Objective — Restate, word for word, all of the material shown below.

═══ Working data

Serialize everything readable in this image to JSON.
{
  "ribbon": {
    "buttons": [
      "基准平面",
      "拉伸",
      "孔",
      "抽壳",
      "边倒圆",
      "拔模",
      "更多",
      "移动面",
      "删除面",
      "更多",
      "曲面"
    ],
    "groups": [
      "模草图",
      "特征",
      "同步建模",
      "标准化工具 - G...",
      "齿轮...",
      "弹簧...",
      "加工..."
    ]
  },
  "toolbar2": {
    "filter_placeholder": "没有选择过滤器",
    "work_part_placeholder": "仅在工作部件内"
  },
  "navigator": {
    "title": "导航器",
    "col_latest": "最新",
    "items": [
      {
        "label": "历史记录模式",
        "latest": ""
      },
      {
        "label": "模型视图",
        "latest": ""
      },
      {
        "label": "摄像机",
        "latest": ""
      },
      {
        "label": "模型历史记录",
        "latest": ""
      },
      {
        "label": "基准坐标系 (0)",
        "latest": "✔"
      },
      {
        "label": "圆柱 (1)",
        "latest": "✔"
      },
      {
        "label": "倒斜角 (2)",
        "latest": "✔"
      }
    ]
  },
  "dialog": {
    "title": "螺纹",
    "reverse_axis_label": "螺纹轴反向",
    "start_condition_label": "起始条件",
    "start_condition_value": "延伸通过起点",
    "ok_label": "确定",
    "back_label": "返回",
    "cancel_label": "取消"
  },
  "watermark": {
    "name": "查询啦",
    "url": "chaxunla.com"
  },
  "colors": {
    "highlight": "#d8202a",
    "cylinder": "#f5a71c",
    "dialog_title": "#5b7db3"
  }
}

══════

Answer to this exercise —
Serialize everything readable in this image to JSON.
{
  "ribbon": {
    "buttons": [
      "基准平面",
      "拉伸",
      "孔",
      "抽壳",
      "边倒圆",
      "拔模",
      "更多",
      "移动面",
      "删除面",
      "更多",
      "曲面"
    ],
    "groups": [
      "模草图",
      "特征",
      "同步建模",
      "标准化工具 - G...",
      "齿轮...",
      "弹簧...",
      "加工..."
    ]
  },
  "toolbar2": {
    "filter_placeholder": "没有选择过滤器",
    "work_part_placeholder": "仅在工作部件内"
  },
  "navigator": {
    "title": "导航器",
    "col_latest": "最新",
    "items": [
      {
        "label": "历史记录模式",
        "latest": ""
      },
      {
        "label": "模型视图",
        "latest": ""
      },
      {
        "label": "摄像机",
        "latest": ""
      },
      {
        "label": "模型历史记录",
        "latest": ""
      },
      {
        "label": "基准坐标系 (0)",
        "latest": "✔"
      },
      {
        "label": "圆柱 (1)",
        "latest": "✔"
      },
      {
        "label": "倒斜角 (2)",
        "latest": "✔"
      }
    ]
  },
  "dialog": {
    "title": "螺纹",
    "reverse_axis_label": "螺纹轴反向",
    "start_condition_label": "起始条件",
    "start_condition_value": "延伸通过起点",
    "ok_label": "确定",
    "back_label": "返回",
    "cancel_label": "取消"
  },
  "watermark": {
    "name": "查询啦",
    "url": "chaxunla.com"
  },
  "colors": {
    "highlight": "#d8202a",
    "cylinder": "#f5a71c",
    "dialog_title": "#5b7db3"
  }
}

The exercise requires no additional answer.